* GOAL
Here are some records; quote them exactly, leaving out the pictures.

§

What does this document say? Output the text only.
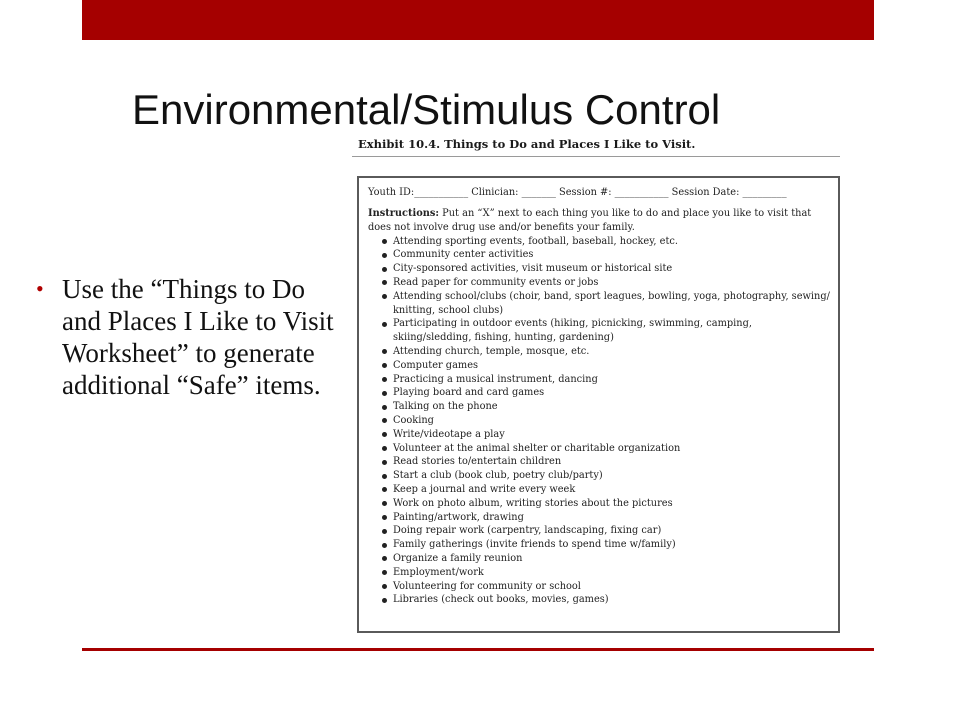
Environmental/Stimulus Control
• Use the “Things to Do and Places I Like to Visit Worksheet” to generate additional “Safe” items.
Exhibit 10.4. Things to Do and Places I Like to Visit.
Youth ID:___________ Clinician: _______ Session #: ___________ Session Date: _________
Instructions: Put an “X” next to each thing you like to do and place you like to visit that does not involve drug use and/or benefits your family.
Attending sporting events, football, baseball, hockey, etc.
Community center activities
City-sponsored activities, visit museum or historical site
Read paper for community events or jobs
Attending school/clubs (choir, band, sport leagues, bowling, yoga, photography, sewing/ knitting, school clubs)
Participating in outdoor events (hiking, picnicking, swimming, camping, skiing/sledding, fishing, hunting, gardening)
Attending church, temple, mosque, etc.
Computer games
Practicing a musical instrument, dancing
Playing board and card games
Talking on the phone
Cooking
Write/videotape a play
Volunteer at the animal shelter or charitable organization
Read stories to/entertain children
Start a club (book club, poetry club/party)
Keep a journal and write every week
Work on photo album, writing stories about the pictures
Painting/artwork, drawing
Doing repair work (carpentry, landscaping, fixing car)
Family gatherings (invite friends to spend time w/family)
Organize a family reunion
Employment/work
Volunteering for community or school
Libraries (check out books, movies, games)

§

* EXERCISE RESPONSE
What does this document say? Output the text only.
Environmental/Stimulus Control
• Use the “Things to Do and Places I Like to Visit Worksheet” to generate additional “Safe” items.
Exhibit 10.4. Things to Do and Places I Like to Visit.
Youth ID:___________ Clinician: _______ Session #: ___________ Session Date: _________
Instructions: Put an “X” next to each thing you like to do and place you like to visit that does not involve drug use and/or benefits your family.
Attending sporting events, football, baseball, hockey, etc.
Community center activities
City-sponsored activities, visit museum or historical site
Read paper for community events or jobs
Attending school/clubs (choir, band, sport leagues, bowling, yoga, photography, sewing/ knitting, school clubs)
Participating in outdoor events (hiking, picnicking, swimming, camping, skiing/sledding, fishing, hunting, gardening)
Attending church, temple, mosque, etc.
Computer games
Practicing a musical instrument, dancing
Playing board and card games
Talking on the phone
Cooking
Write/videotape a play
Volunteer at the animal shelter or charitable organization
Read stories to/entertain children
Start a club (book club, poetry club/party)
Keep a journal and write every week
Work on photo album, writing stories about the pictures
Painting/artwork, drawing
Doing repair work (carpentry, landscaping, fixing car)
Family gatherings (invite friends to spend time w/family)
Organize a family reunion
Employment/work
Volunteering for community or school
Libraries (check out books, movies, games)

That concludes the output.